* Start Extracted material *

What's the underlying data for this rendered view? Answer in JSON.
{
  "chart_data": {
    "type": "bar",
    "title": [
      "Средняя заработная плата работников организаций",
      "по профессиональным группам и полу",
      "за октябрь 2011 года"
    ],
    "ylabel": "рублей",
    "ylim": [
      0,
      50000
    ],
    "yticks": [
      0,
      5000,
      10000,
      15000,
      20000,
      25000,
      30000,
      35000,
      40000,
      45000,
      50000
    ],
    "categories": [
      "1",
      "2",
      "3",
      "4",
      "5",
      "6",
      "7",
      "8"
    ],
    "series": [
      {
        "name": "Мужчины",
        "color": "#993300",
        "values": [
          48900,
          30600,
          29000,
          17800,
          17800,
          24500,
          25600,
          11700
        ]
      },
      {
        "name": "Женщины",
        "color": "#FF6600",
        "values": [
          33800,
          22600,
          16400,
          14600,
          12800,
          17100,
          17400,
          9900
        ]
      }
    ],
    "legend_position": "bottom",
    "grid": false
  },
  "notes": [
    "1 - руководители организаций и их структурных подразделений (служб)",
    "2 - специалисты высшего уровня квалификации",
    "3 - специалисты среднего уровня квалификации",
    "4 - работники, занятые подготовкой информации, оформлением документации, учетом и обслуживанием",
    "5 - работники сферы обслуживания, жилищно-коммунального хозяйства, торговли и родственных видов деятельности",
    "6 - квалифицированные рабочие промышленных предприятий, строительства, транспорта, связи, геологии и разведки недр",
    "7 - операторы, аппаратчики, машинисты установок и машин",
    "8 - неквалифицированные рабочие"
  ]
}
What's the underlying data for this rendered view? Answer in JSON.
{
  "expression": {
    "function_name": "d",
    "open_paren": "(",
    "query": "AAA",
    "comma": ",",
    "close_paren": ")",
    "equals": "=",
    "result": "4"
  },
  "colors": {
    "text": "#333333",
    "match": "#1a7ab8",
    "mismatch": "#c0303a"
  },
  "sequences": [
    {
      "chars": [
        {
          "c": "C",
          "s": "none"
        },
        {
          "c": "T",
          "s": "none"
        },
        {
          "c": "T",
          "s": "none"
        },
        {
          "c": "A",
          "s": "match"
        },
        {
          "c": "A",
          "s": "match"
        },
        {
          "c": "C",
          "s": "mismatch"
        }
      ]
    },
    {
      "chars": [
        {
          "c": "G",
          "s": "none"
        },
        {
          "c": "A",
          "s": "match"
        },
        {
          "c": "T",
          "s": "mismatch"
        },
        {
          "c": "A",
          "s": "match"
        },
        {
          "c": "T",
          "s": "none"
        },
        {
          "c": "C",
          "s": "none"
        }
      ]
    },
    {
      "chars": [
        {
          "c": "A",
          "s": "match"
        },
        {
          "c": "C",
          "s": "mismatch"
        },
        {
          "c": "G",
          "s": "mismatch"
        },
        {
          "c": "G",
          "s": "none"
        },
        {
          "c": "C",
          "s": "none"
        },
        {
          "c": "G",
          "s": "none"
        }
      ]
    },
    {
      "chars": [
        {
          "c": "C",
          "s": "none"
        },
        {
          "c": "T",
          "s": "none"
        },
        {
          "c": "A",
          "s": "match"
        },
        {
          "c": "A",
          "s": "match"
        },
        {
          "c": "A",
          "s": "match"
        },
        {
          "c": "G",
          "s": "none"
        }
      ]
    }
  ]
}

* End Extracted material *

▶ [Your instructions]: Repeat each record exactly. Omit nothing.

▶ [The response]:
What's the underlying data for this rendered view? Answer in JSON.
{
  "chart_data": {
    "type": "bar",
    "title": [
      "Средняя заработная плата работников организаций",
      "по профессиональным группам и полу",
      "за октябрь 2011 года"
    ],
    "ylabel": "рублей",
    "ylim": [
      0,
      50000
    ],
    "yticks": [
      0,
      5000,
      10000,
      15000,
      20000,
      25000,
      30000,
      35000,
      40000,
      45000,
      50000
    ],
    "categories": [
      "1",
      "2",
      "3",
      "4",
      "5",
      "6",
      "7",
      "8"
    ],
    "series": [
      {
        "name": "Мужчины",
        "color": "#993300",
        "values": [
          48900,
          30600,
          29000,
          17800,
          17800,
          24500,
          25600,
          11700
        ]
      },
      {
        "name": "Женщины",
        "color": "#FF6600",
        "values": [
          33800,
          22600,
          16400,
          14600,
          12800,
          17100,
          17400,
          9900
        ]
      }
    ],
    "legend_position": "bottom",
    "grid": false
  },
  "notes": [
    "1 - руководители организаций и их структурных подразделений (служб)",
    "2 - специалисты высшего уровня квалификации",
    "3 - специалисты среднего уровня квалификации",
    "4 - работники, занятые подготовкой информации, оформлением документации, учетом и обслуживанием",
    "5 - работники сферы обслуживания, жилищно-коммунального хозяйства, торговли и родственных видов деятельности",
    "6 - квалифицированные рабочие промышленных предприятий, строительства, транспорта, связи, геологии и разведки недр",
    "7 - операторы, аппаратчики, машинисты установок и машин",
    "8 - неквалифицированные рабочие"
  ]
}
What's the underlying data for this rendered view? Answer in JSON.
{
  "expression": {
    "function_name": "d",
    "open_paren": "(",
    "query": "AAA",
    "comma": ",",
    "close_paren": ")",
    "equals": "=",
    "result": "4"
  },
  "colors": {
    "text": "#333333",
    "match": "#1a7ab8",
    "mismatch": "#c0303a"
  },
  "sequences": [
    {
      "chars": [
        {
          "c": "C",
          "s": "none"
        },
        {
          "c": "T",
          "s": "none"
        },
        {
          "c": "T",
          "s": "none"
        },
        {
          "c": "A",
          "s": "match"
        },
        {
          "c": "A",
          "s": "match"
        },
        {
          "c": "C",
          "s": "mismatch"
        }
      ]
    },
    {
      "chars": [
        {
          "c": "G",
          "s": "none"
        },
        {
          "c": "A",
          "s": "match"
        },
        {
          "c": "T",
          "s": "mismatch"
        },
        {
          "c": "A",
          "s": "match"
        },
        {
          "c": "T",
          "s": "none"
        },
        {
          "c": "C",
          "s": "none"
        }
      ]
    },
    {
      "chars": [
        {
          "c": "A",
          "s": "match"
        },
        {
          "c": "C",
          "s": "mismatch"
        },
        {
          "c": "G",
          "s": "mismatch"
        },
        {
          "c": "G",
          "s": "none"
        },
        {
          "c": "C",
          "s": "none"
        },
        {
          "c": "G",
          "s": "none"
        }
      ]
    },
    {
      "chars": [
        {
          "c": "C",
          "s": "none"
        },
        {
          "c": "T",
          "s": "none"
        },
        {
          "c": "A",
          "s": "match"
        },
        {
          "c": "A",
          "s": "match"
        },
        {
          "c": "A",
          "s": "match"
        },
        {
          "c": "G",
          "s": "none"
        }
      ]
    }
  ]
}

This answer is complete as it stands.